- [WRITTEN PROBLEM]
Output each entry verbatim and exclude every picture from it.
>> BEGIN MATERIAL SUPPLIED
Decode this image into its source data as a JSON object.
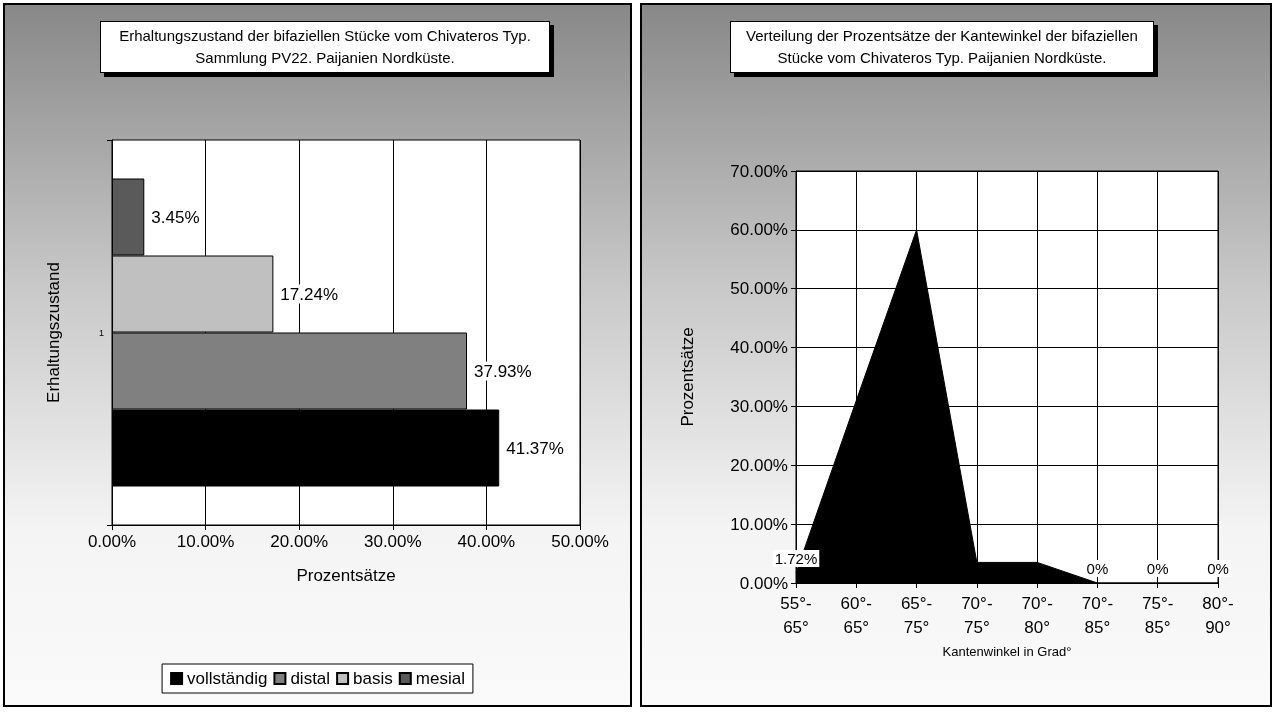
{
  "chart_data": [
    {
      "type": "bar",
      "orientation": "horizontal",
      "title": "Erhaltungszustand der bifaziellen Stücke vom Chivateros Typ. Sammlung PV22. Paijanien Nordküste.",
      "xlabel": "Prozentsätze",
      "ylabel": "Erhaltungszustand",
      "categories": [
        "1"
      ],
      "series": [
        {
          "name": "vollständig",
          "color": "#000000",
          "values": [
            41.37
          ]
        },
        {
          "name": "distal",
          "color": "#808080",
          "values": [
            37.93
          ]
        },
        {
          "name": "basis",
          "color": "#c0c0c0",
          "values": [
            17.24
          ]
        },
        {
          "name": "mesial",
          "color": "#5a5a5a",
          "values": [
            3.45
          ]
        }
      ],
      "xlim": [
        0,
        50
      ],
      "xticks": [
        {
          "value": 0,
          "label": "0.00%"
        },
        {
          "value": 10,
          "label": "10.00%"
        },
        {
          "value": 20,
          "label": "20.00%"
        },
        {
          "value": 30,
          "label": "30.00%"
        },
        {
          "value": 40,
          "label": "40.00%"
        },
        {
          "value": 50,
          "label": "50.00%"
        }
      ],
      "value_labels": [
        "41.37%",
        "37.93%",
        "17.24%",
        "3.45%"
      ],
      "grid": "x",
      "legend": "bottom"
    },
    {
      "type": "area",
      "title": "Verteilung der Prozentsätze der Kantewinkel der bifaziellen Stücke vom Chivateros Typ. Paijanien Nordküste.",
      "xlabel": "Kantenwinkel in Grad°",
      "ylabel": "Prozentsätze",
      "categories": [
        "55°-65°",
        "60°-65°",
        "65°-75°",
        "70°-75°",
        "70°-80°",
        "70°-85°",
        "75°-85°",
        "80°-90°"
      ],
      "values": [
        1.72,
        31,
        60,
        3.5,
        3.5,
        0,
        0,
        0
      ],
      "color": "#000000",
      "value_labels": [
        "1.72%",
        null,
        null,
        null,
        null,
        "0%",
        "0%",
        "0%"
      ],
      "ylim": [
        0,
        70
      ],
      "yticks": [
        {
          "value": 0,
          "label": "0.00%"
        },
        {
          "value": 10,
          "label": "10.00%"
        },
        {
          "value": 20,
          "label": "20.00%"
        },
        {
          "value": 30,
          "label": "30.00%"
        },
        {
          "value": 40,
          "label": "40.00%"
        },
        {
          "value": 50,
          "label": "50.00%"
        },
        {
          "value": 60,
          "label": "60.00%"
        },
        {
          "value": 70,
          "label": "70.00%"
        }
      ],
      "grid": true,
      "marker": "none"
    }
  ]
}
>> END MATERIAL SUPPLIED
- [EXPECTED ANSWER]
Decode this image into its source data as a JSON object.
{
  "chart_data": [
    {
      "type": "bar",
      "orientation": "horizontal",
      "title": "Erhaltungszustand der bifaziellen Stücke vom Chivateros Typ. Sammlung PV22. Paijanien Nordküste.",
      "xlabel": "Prozentsätze",
      "ylabel": "Erhaltungszustand",
      "categories": [
        "1"
      ],
      "series": [
        {
          "name": "vollständig",
          "color": "#000000",
          "values": [
            41.37
          ]
        },
        {
          "name": "distal",
          "color": "#808080",
          "values": [
            37.93
          ]
        },
        {
          "name": "basis",
          "color": "#c0c0c0",
          "values": [
            17.24
          ]
        },
        {
          "name": "mesial",
          "color": "#5a5a5a",
          "values": [
            3.45
          ]
        }
      ],
      "xlim": [
        0,
        50
      ],
      "xticks": [
        {
          "value": 0,
          "label": "0.00%"
        },
        {
          "value": 10,
          "label": "10.00%"
        },
        {
          "value": 20,
          "label": "20.00%"
        },
        {
          "value": 30,
          "label": "30.00%"
        },
        {
          "value": 40,
          "label": "40.00%"
        },
        {
          "value": 50,
          "label": "50.00%"
        }
      ],
      "value_labels": [
        "41.37%",
        "37.93%",
        "17.24%",
        "3.45%"
      ],
      "grid": "x",
      "legend": "bottom"
    },
    {
      "type": "area",
      "title": "Verteilung der Prozentsätze der Kantewinkel der bifaziellen Stücke vom Chivateros Typ. Paijanien Nordküste.",
      "xlabel": "Kantenwinkel in Grad°",
      "ylabel": "Prozentsätze",
      "categories": [
        "55°-65°",
        "60°-65°",
        "65°-75°",
        "70°-75°",
        "70°-80°",
        "70°-85°",
        "75°-85°",
        "80°-90°"
      ],
      "values": [
        1.72,
        31,
        60,
        3.5,
        3.5,
        0,
        0,
        0
      ],
      "color": "#000000",
      "value_labels": [
        "1.72%",
        null,
        null,
        null,
        null,
        "0%",
        "0%",
        "0%"
      ],
      "ylim": [
        0,
        70
      ],
      "yticks": [
        {
          "value": 0,
          "label": "0.00%"
        },
        {
          "value": 10,
          "label": "10.00%"
        },
        {
          "value": 20,
          "label": "20.00%"
        },
        {
          "value": 30,
          "label": "30.00%"
        },
        {
          "value": 40,
          "label": "40.00%"
        },
        {
          "value": 50,
          "label": "50.00%"
        },
        {
          "value": 60,
          "label": "60.00%"
        },
        {
          "value": 70,
          "label": "70.00%"
        }
      ],
      "grid": true,
      "marker": "none"
    }
  ]
}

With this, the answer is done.